What the exercise asks: In the listing below, locate the line containing "Convert this document image to plain text." and copy it and every line after it through the end, exactly as written, leaving out any pictures.

Recorded data:
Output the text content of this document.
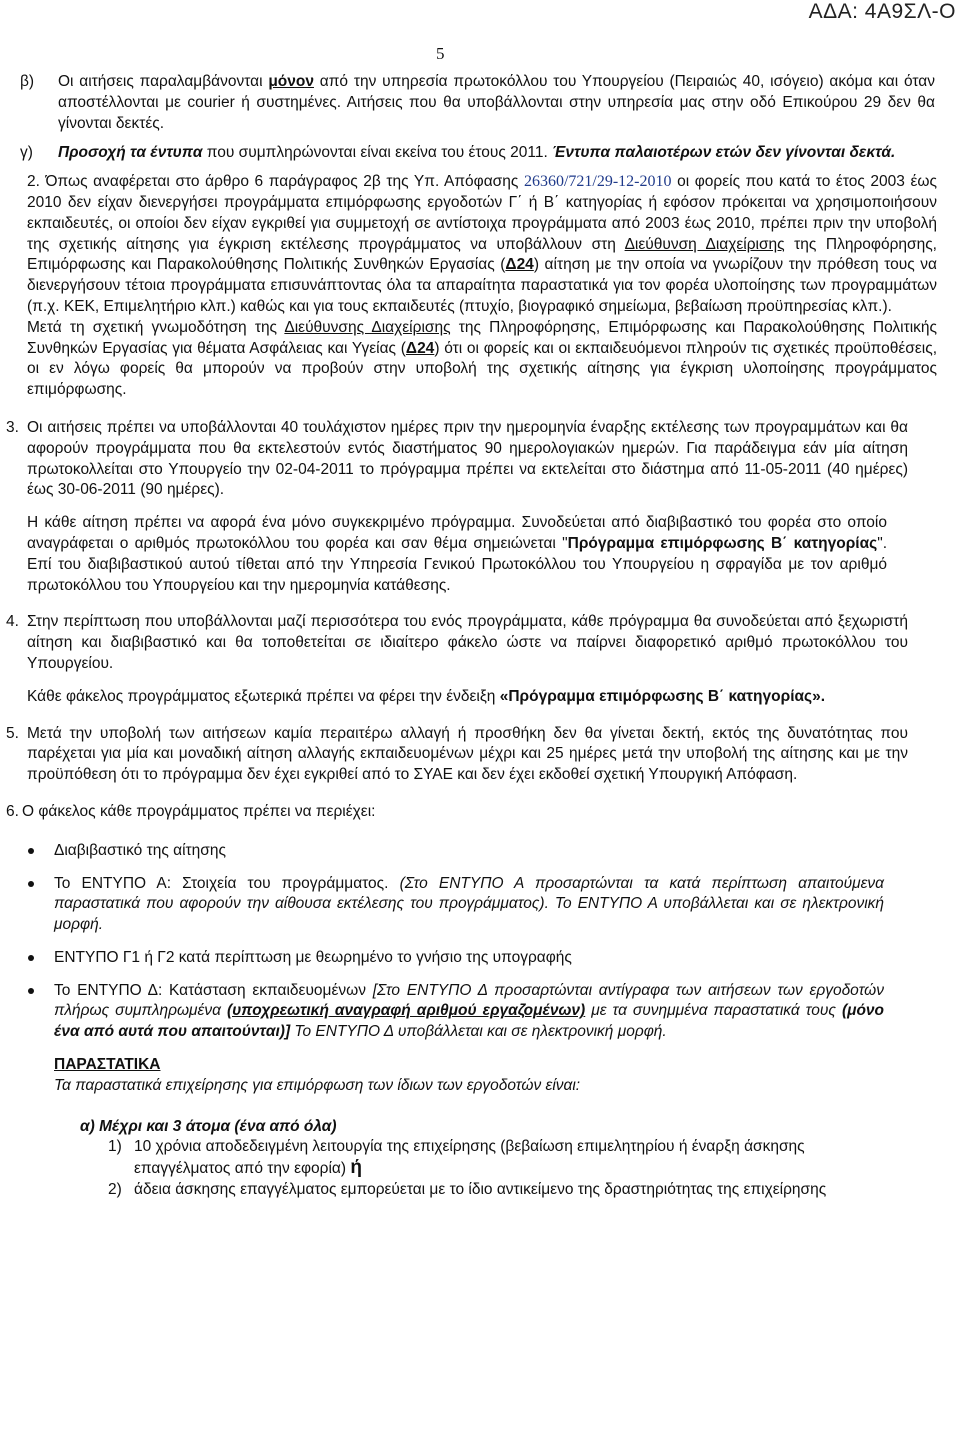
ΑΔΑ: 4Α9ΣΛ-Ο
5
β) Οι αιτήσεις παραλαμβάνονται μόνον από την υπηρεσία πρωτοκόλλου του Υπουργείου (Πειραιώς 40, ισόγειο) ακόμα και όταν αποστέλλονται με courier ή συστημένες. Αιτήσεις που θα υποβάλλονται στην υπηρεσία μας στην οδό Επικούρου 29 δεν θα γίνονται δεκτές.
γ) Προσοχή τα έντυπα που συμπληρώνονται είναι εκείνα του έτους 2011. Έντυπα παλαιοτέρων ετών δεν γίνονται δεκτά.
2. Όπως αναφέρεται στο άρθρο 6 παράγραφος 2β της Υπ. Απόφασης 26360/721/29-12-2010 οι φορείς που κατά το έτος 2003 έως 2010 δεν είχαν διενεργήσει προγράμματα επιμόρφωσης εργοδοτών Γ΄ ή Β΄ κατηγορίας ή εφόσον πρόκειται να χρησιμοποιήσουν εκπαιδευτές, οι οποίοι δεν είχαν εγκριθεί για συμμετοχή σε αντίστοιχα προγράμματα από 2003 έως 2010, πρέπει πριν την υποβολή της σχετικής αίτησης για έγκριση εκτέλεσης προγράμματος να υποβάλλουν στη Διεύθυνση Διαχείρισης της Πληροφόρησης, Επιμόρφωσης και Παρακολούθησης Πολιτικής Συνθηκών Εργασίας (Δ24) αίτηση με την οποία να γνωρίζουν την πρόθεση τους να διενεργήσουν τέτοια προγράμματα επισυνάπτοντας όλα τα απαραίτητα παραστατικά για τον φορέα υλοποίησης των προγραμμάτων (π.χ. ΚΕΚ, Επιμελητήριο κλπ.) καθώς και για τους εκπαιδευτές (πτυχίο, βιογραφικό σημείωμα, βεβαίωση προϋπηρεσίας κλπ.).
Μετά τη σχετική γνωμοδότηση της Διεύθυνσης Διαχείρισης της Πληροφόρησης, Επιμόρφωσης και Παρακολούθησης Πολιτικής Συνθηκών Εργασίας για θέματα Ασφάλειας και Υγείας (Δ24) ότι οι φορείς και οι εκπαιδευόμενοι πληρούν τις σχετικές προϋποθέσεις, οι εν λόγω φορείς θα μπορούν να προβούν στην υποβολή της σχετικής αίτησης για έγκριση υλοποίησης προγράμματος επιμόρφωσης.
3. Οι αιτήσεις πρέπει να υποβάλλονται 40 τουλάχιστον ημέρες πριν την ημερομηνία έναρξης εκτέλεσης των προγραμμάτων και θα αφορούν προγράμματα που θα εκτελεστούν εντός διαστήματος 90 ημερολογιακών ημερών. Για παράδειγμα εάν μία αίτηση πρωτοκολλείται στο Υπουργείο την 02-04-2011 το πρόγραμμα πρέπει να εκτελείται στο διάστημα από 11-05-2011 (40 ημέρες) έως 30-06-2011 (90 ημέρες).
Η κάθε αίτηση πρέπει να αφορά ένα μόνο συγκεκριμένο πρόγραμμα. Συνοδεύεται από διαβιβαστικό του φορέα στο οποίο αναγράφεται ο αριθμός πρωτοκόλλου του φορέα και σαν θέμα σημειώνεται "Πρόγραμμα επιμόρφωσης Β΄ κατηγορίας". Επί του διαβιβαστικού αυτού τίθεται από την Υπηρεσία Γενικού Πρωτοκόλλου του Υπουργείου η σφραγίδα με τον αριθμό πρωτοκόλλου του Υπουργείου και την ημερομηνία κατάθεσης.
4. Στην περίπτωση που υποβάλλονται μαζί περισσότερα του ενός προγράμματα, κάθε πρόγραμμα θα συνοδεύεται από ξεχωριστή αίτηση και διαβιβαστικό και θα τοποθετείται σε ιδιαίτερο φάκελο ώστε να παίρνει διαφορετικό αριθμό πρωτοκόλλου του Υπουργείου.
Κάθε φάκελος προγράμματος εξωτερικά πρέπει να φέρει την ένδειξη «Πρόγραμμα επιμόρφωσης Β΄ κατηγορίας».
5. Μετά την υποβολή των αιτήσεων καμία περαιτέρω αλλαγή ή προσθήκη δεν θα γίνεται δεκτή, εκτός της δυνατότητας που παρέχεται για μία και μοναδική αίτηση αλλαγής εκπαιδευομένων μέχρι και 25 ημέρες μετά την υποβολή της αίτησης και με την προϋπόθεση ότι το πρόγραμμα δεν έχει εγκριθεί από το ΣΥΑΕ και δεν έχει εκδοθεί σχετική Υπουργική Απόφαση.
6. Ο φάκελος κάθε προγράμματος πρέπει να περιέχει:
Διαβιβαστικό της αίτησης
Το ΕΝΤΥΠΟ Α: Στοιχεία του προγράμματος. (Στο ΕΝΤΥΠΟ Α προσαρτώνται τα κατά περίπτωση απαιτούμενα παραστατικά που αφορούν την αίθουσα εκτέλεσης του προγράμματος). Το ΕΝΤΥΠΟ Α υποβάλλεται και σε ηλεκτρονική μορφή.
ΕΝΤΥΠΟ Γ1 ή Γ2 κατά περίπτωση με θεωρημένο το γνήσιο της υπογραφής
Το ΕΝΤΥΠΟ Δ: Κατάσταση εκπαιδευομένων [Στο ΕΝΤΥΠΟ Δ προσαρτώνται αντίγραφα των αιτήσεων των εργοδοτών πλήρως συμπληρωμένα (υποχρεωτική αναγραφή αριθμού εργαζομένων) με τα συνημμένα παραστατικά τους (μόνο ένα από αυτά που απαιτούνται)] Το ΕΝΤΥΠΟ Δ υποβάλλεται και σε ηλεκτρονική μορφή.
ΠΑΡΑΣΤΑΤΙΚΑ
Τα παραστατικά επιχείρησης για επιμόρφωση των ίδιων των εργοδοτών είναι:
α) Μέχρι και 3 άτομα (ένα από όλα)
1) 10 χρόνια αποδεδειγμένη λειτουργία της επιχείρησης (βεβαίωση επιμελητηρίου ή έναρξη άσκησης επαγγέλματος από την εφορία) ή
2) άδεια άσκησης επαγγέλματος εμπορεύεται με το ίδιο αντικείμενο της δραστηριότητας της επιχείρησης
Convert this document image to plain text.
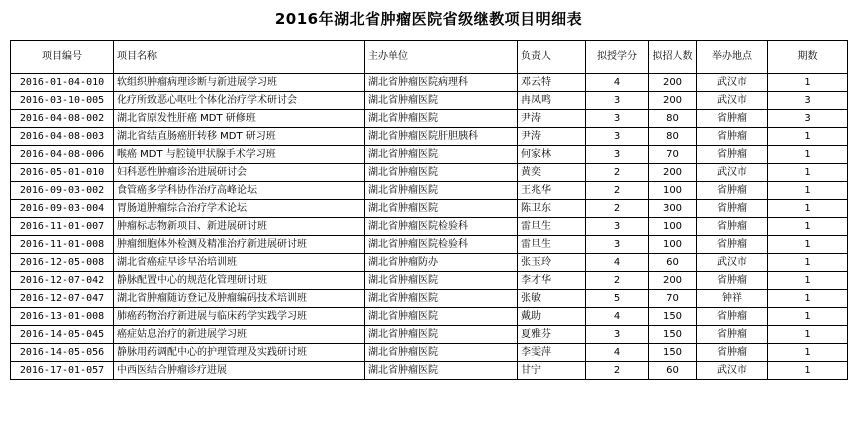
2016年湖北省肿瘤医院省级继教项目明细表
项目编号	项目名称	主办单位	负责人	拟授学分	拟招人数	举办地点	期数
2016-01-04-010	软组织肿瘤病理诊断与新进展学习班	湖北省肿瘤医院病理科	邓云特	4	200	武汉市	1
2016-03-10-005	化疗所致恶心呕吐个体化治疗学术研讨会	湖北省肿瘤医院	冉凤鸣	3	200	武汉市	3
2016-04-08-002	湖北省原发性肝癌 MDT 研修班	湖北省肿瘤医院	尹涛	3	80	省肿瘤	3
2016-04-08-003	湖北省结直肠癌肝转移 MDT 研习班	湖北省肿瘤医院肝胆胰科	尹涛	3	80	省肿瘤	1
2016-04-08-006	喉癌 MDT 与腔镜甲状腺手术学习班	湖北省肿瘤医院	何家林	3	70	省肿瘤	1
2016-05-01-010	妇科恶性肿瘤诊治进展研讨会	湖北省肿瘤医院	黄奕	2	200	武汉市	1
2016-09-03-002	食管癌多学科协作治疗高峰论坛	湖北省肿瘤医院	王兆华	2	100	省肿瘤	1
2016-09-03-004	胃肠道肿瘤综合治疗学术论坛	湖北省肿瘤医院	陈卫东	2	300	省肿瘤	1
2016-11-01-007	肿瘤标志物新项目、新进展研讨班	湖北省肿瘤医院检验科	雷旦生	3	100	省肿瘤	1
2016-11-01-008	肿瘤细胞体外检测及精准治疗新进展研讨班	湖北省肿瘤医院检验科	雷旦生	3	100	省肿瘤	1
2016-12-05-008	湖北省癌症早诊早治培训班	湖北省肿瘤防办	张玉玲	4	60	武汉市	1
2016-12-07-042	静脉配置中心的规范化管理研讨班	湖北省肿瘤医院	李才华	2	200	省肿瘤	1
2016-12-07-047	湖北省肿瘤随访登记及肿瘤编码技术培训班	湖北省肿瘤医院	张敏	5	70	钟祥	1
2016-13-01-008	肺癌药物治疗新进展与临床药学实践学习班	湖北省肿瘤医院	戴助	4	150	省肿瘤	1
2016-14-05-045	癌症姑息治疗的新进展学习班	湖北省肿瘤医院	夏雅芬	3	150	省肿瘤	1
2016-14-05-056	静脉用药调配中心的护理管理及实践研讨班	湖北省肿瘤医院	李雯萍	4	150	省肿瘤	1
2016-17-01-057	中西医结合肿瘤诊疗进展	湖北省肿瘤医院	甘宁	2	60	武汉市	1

Response to the task:
Convert this document image to plain text.
2016年湖北省肿瘤医院省级继教项目明细表
项目编号	项目名称	主办单位	负责人	拟授学分	拟招人数	举办地点	期数
2016-01-04-010	软组织肿瘤病理诊断与新进展学习班	湖北省肿瘤医院病理科	邓云特	4	200	武汉市	1
2016-03-10-005	化疗所致恶心呕吐个体化治疗学术研讨会	湖北省肿瘤医院	冉凤鸣	3	200	武汉市	3
2016-04-08-002	湖北省原发性肝癌 MDT 研修班	湖北省肿瘤医院	尹涛	3	80	省肿瘤	3
2016-04-08-003	湖北省结直肠癌肝转移 MDT 研习班	湖北省肿瘤医院肝胆胰科	尹涛	3	80	省肿瘤	1
2016-04-08-006	喉癌 MDT 与腔镜甲状腺手术学习班	湖北省肿瘤医院	何家林	3	70	省肿瘤	1
2016-05-01-010	妇科恶性肿瘤诊治进展研讨会	湖北省肿瘤医院	黄奕	2	200	武汉市	1
2016-09-03-002	食管癌多学科协作治疗高峰论坛	湖北省肿瘤医院	王兆华	2	100	省肿瘤	1
2016-09-03-004	胃肠道肿瘤综合治疗学术论坛	湖北省肿瘤医院	陈卫东	2	300	省肿瘤	1
2016-11-01-007	肿瘤标志物新项目、新进展研讨班	湖北省肿瘤医院检验科	雷旦生	3	100	省肿瘤	1
2016-11-01-008	肿瘤细胞体外检测及精准治疗新进展研讨班	湖北省肿瘤医院检验科	雷旦生	3	100	省肿瘤	1
2016-12-05-008	湖北省癌症早诊早治培训班	湖北省肿瘤防办	张玉玲	4	60	武汉市	1
2016-12-07-042	静脉配置中心的规范化管理研讨班	湖北省肿瘤医院	李才华	2	200	省肿瘤	1
2016-12-07-047	湖北省肿瘤随访登记及肿瘤编码技术培训班	湖北省肿瘤医院	张敏	5	70	钟祥	1
2016-13-01-008	肺癌药物治疗新进展与临床药学实践学习班	湖北省肿瘤医院	戴助	4	150	省肿瘤	1
2016-14-05-045	癌症姑息治疗的新进展学习班	湖北省肿瘤医院	夏雅芬	3	150	省肿瘤	1
2016-14-05-056	静脉用药调配中心的护理管理及实践研讨班	湖北省肿瘤医院	李雯萍	4	150	省肿瘤	1
2016-17-01-057	中西医结合肿瘤诊疗进展	湖北省肿瘤医院	甘宁	2	60	武汉市	1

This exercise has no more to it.